Scan the material below for the string "cloudy", and copy every line where it shows up.

^^^^

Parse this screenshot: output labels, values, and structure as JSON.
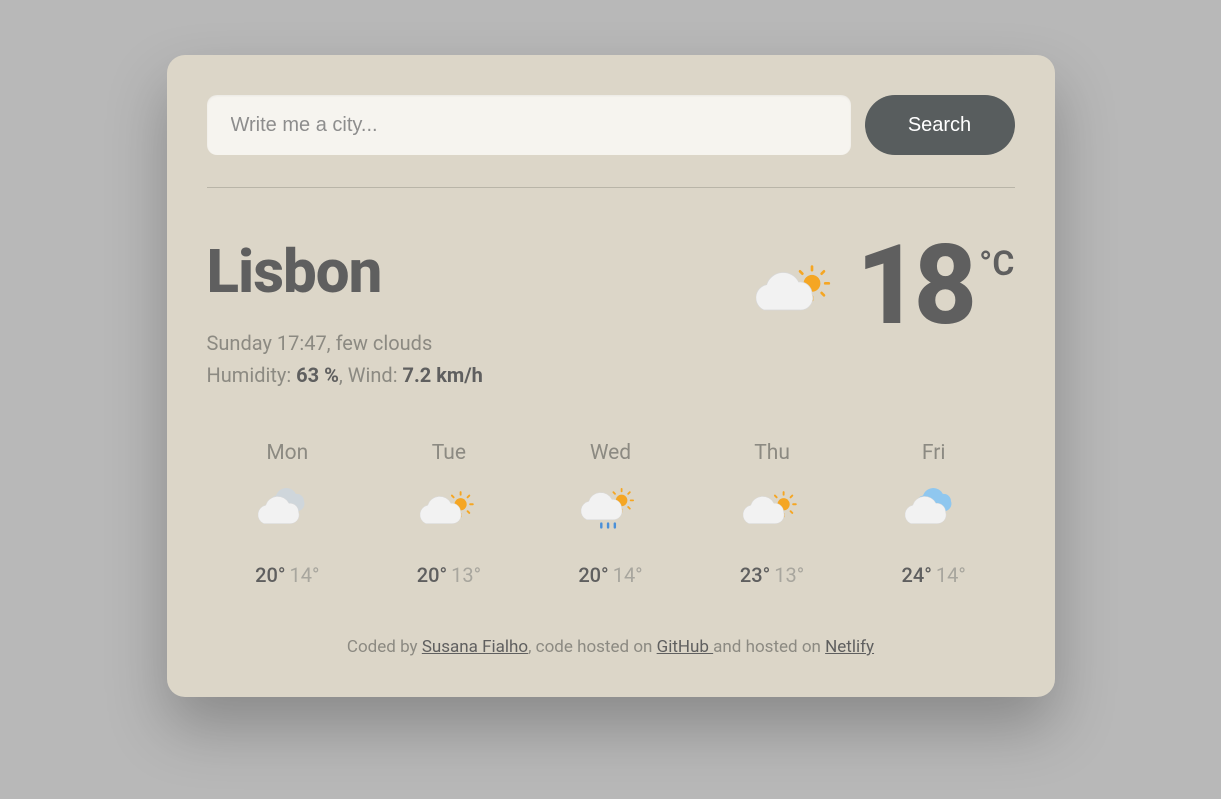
{
  "search": {
    "placeholder": "Write me a city...",
    "button": "Search"
  },
  "current": {
    "city": "Lisbon",
    "datetime_desc": "Sunday 17:47, few clouds",
    "humidity_label": "Humidity: ",
    "humidity_value": "63 %",
    "wind_sep": ", Wind: ",
    "wind_value": "7.2 km/h",
    "temp": "18",
    "unit": "°C",
    "icon": "partly-cloudy"
  },
  "forecast": [
    {
      "day": "Mon",
      "hi": "20°",
      "lo": "14°",
      "icon": "cloudy"
    },
    {
      "day": "Tue",
      "hi": "20°",
      "lo": "13°",
      "icon": "partly-cloudy"
    },
    {
      "day": "Wed",
      "hi": "20°",
      "lo": "14°",
      "icon": "rain-sun"
    },
    {
      "day": "Thu",
      "hi": "23°",
      "lo": "13°",
      "icon": "partly-cloudy"
    },
    {
      "day": "Fri",
      "hi": "24°",
      "lo": "14°",
      "icon": "cloudy-blue"
    }
  ],
  "footer": {
    "coded_by": "Coded by ",
    "author": "Susana Fialho",
    "sep1": ", code hosted on ",
    "github": "GitHub ",
    "sep2": "and hosted on ",
    "netlify": "Netlify"
  }
}
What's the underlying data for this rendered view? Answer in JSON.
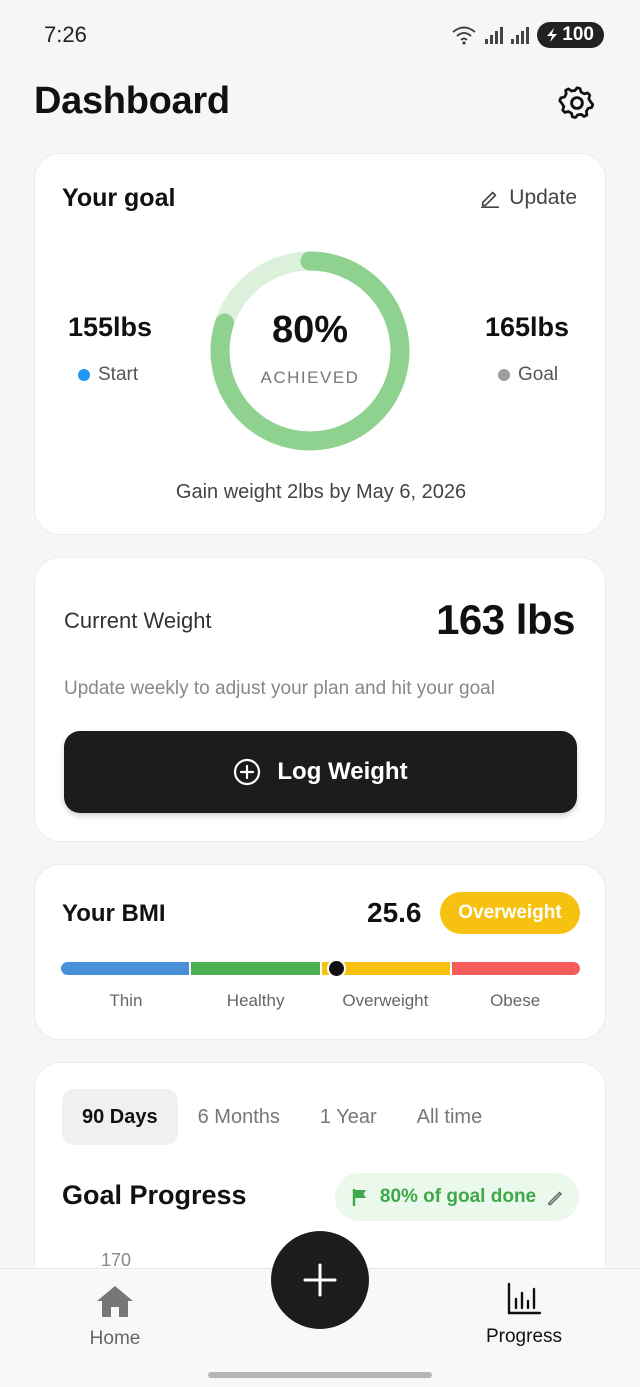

^^^^

• _Exercise solution_
    "icon": "partly-cloudy"
      "icon": "cloudy"
      "icon": "partly-cloudy"
      "icon": "partly-cloudy"
      "icon": "cloudy-blue"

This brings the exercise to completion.